● **WHAT TO PRODUCE**
Copy out the listing that follows, exact in every word, and skip the images.

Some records
_____

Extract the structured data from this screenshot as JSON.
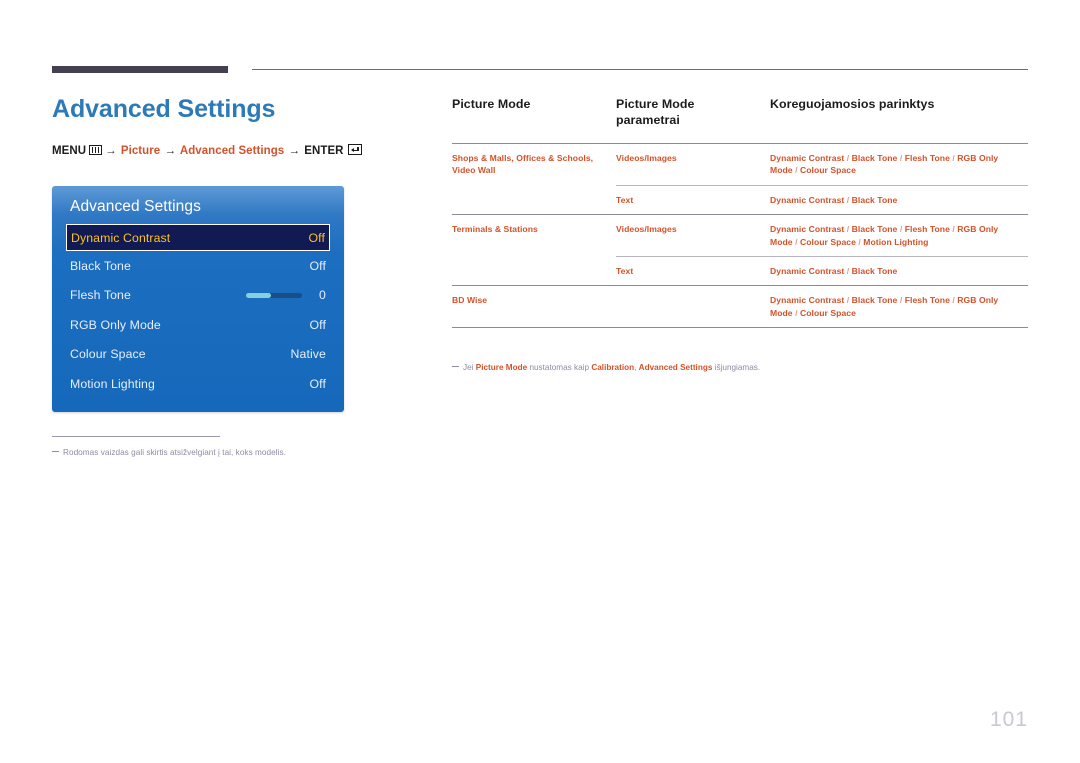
{
  "header": {
    "rule_color": "#454050"
  },
  "page": {
    "title": "Advanced Settings",
    "number": "101",
    "accent_color": "#d4522a",
    "title_color": "#2c7ab8"
  },
  "menu_path": {
    "menu_label": "MENU",
    "menu_icon": "menu-grid-icon",
    "arrow": "→",
    "step1": "Picture",
    "step2": "Advanced Settings",
    "enter_label": "ENTER",
    "enter_icon": "enter-return-icon"
  },
  "osd": {
    "title": "Advanced Settings",
    "rows": [
      {
        "label": "Dynamic Contrast",
        "value": "Off",
        "selected": true,
        "type": "value"
      },
      {
        "label": "Black Tone",
        "value": "Off",
        "selected": false,
        "type": "value"
      },
      {
        "label": "Flesh Tone",
        "value": "0",
        "selected": false,
        "type": "slider",
        "slider_percent": 44
      },
      {
        "label": "RGB Only Mode",
        "value": "Off",
        "selected": false,
        "type": "value"
      },
      {
        "label": "Colour Space",
        "value": "Native",
        "selected": false,
        "type": "value"
      },
      {
        "label": "Motion Lighting",
        "value": "Off",
        "selected": false,
        "type": "value"
      }
    ]
  },
  "left_note": {
    "text": "Rodomas vaizdas gali skirtis atsižvelgiant į tai, koks modelis."
  },
  "table": {
    "headers": {
      "col1": "Picture Mode",
      "col2_line1": "Picture Mode",
      "col2_line2": "parametrai",
      "col3": "Koreguojamosios parinktys"
    },
    "rows": [
      {
        "mode": "Shops & Malls, Offices & Schools, Video Wall",
        "subrows": [
          {
            "param": "Videos/Images",
            "options": "Dynamic Contrast / Black Tone / Flesh Tone / RGB Only Mode / Colour Space"
          },
          {
            "param": "Text",
            "options": "Dynamic Contrast / Black Tone"
          }
        ]
      },
      {
        "mode": "Terminals & Stations",
        "subrows": [
          {
            "param": "Videos/Images",
            "options": "Dynamic Contrast / Black Tone / Flesh Tone / RGB Only Mode / Colour Space / Motion Lighting"
          },
          {
            "param": "Text",
            "options": "Dynamic Contrast / Black Tone"
          }
        ]
      },
      {
        "mode": "BD Wise",
        "subrows": [
          {
            "param": "",
            "options": "Dynamic Contrast / Black Tone / Flesh Tone / RGB Only Mode / Colour Space"
          }
        ]
      }
    ]
  },
  "table_note": {
    "part1": "Jei ",
    "hl1": "Picture Mode",
    "part2": " nustatomas kaip ",
    "hl2": "Calibration",
    "part3": ", ",
    "hl3": "Advanced Settings",
    "part4": " išjungiamas."
  }
}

_____

● **RESULT FOR THIS EXERCISE**
Extract the structured data from this screenshot as JSON.
{
  "header": {
    "rule_color": "#454050"
  },
  "page": {
    "title": "Advanced Settings",
    "number": "101",
    "accent_color": "#d4522a",
    "title_color": "#2c7ab8"
  },
  "menu_path": {
    "menu_label": "MENU",
    "menu_icon": "menu-grid-icon",
    "arrow": "→",
    "step1": "Picture",
    "step2": "Advanced Settings",
    "enter_label": "ENTER",
    "enter_icon": "enter-return-icon"
  },
  "osd": {
    "title": "Advanced Settings",
    "rows": [
      {
        "label": "Dynamic Contrast",
        "value": "Off",
        "selected": true,
        "type": "value"
      },
      {
        "label": "Black Tone",
        "value": "Off",
        "selected": false,
        "type": "value"
      },
      {
        "label": "Flesh Tone",
        "value": "0",
        "selected": false,
        "type": "slider",
        "slider_percent": 44
      },
      {
        "label": "RGB Only Mode",
        "value": "Off",
        "selected": false,
        "type": "value"
      },
      {
        "label": "Colour Space",
        "value": "Native",
        "selected": false,
        "type": "value"
      },
      {
        "label": "Motion Lighting",
        "value": "Off",
        "selected": false,
        "type": "value"
      }
    ]
  },
  "left_note": {
    "text": "Rodomas vaizdas gali skirtis atsižvelgiant į tai, koks modelis."
  },
  "table": {
    "headers": {
      "col1": "Picture Mode",
      "col2_line1": "Picture Mode",
      "col2_line2": "parametrai",
      "col3": "Koreguojamosios parinktys"
    },
    "rows": [
      {
        "mode": "Shops & Malls, Offices & Schools, Video Wall",
        "subrows": [
          {
            "param": "Videos/Images",
            "options": "Dynamic Contrast / Black Tone / Flesh Tone / RGB Only Mode / Colour Space"
          },
          {
            "param": "Text",
            "options": "Dynamic Contrast / Black Tone"
          }
        ]
      },
      {
        "mode": "Terminals & Stations",
        "subrows": [
          {
            "param": "Videos/Images",
            "options": "Dynamic Contrast / Black Tone / Flesh Tone / RGB Only Mode / Colour Space / Motion Lighting"
          },
          {
            "param": "Text",
            "options": "Dynamic Contrast / Black Tone"
          }
        ]
      },
      {
        "mode": "BD Wise",
        "subrows": [
          {
            "param": "",
            "options": "Dynamic Contrast / Black Tone / Flesh Tone / RGB Only Mode / Colour Space"
          }
        ]
      }
    ]
  },
  "table_note": {
    "part1": "Jei ",
    "hl1": "Picture Mode",
    "part2": " nustatomas kaip ",
    "hl2": "Calibration",
    "part3": ", ",
    "hl3": "Advanced Settings",
    "part4": " išjungiamas."
  }
}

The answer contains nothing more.